§ **What the task requires**
Print the listing that follows, character for character.

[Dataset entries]
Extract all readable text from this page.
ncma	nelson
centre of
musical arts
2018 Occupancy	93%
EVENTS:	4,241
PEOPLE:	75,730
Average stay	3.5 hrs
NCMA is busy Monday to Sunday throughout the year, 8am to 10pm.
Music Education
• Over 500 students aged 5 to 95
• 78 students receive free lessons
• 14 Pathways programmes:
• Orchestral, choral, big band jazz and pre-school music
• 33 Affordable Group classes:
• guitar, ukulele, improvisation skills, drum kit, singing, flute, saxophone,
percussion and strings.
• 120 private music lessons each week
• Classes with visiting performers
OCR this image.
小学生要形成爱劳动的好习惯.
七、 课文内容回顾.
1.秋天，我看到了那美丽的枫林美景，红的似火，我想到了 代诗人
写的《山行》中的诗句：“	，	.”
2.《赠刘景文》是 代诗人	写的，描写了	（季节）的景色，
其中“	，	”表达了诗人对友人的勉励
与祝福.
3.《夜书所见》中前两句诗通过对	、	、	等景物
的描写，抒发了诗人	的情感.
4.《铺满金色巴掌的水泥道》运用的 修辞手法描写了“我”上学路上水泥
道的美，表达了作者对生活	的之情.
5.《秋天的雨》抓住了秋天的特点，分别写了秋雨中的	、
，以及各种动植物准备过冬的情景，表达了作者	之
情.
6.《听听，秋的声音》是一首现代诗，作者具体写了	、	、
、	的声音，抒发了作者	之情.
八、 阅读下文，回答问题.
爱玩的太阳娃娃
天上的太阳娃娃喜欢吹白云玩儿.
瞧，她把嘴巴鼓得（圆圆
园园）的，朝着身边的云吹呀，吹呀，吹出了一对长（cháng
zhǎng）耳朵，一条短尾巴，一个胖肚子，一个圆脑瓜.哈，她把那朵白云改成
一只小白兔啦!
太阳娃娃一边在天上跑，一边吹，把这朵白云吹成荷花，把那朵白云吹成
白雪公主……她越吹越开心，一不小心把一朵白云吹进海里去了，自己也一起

§ **Response**
Extract all readable text from this page.
ncma	nelson
centre of
musical arts
2018 Occupancy	93%
EVENTS:	4,241
PEOPLE:	75,730
Average stay	3.5 hrs
NCMA is busy Monday to Sunday throughout the year, 8am to 10pm.
Music Education
• Over 500 students aged 5 to 95
• 78 students receive free lessons
• 14 Pathways programmes:
• Orchestral, choral, big band jazz and pre-school music
• 33 Affordable Group classes:
• guitar, ukulele, improvisation skills, drum kit, singing, flute, saxophone,
percussion and strings.
• 120 private music lessons each week
• Classes with visiting performers
OCR this image.
小学生要形成爱劳动的好习惯.
七、 课文内容回顾.
1.秋天，我看到了那美丽的枫林美景，红的似火，我想到了 代诗人
写的《山行》中的诗句：“	，	.”
2.《赠刘景文》是 代诗人	写的，描写了	（季节）的景色，
其中“	，	”表达了诗人对友人的勉励
与祝福.
3.《夜书所见》中前两句诗通过对	、	、	等景物
的描写，抒发了诗人	的情感.
4.《铺满金色巴掌的水泥道》运用的 修辞手法描写了“我”上学路上水泥
道的美，表达了作者对生活	的之情.
5.《秋天的雨》抓住了秋天的特点，分别写了秋雨中的	、
，以及各种动植物准备过冬的情景，表达了作者	之
情.
6.《听听，秋的声音》是一首现代诗，作者具体写了	、	、
、	的声音，抒发了作者	之情.
八、 阅读下文，回答问题.
爱玩的太阳娃娃
天上的太阳娃娃喜欢吹白云玩儿.
瞧，她把嘴巴鼓得（圆圆
园园）的，朝着身边的云吹呀，吹呀，吹出了一对长（cháng
zhǎng）耳朵，一条短尾巴，一个胖肚子，一个圆脑瓜.哈，她把那朵白云改成
一只小白兔啦!
太阳娃娃一边在天上跑，一边吹，把这朵白云吹成荷花，把那朵白云吹成
白雪公主……她越吹越开心，一不小心把一朵白云吹进海里去了，自己也一起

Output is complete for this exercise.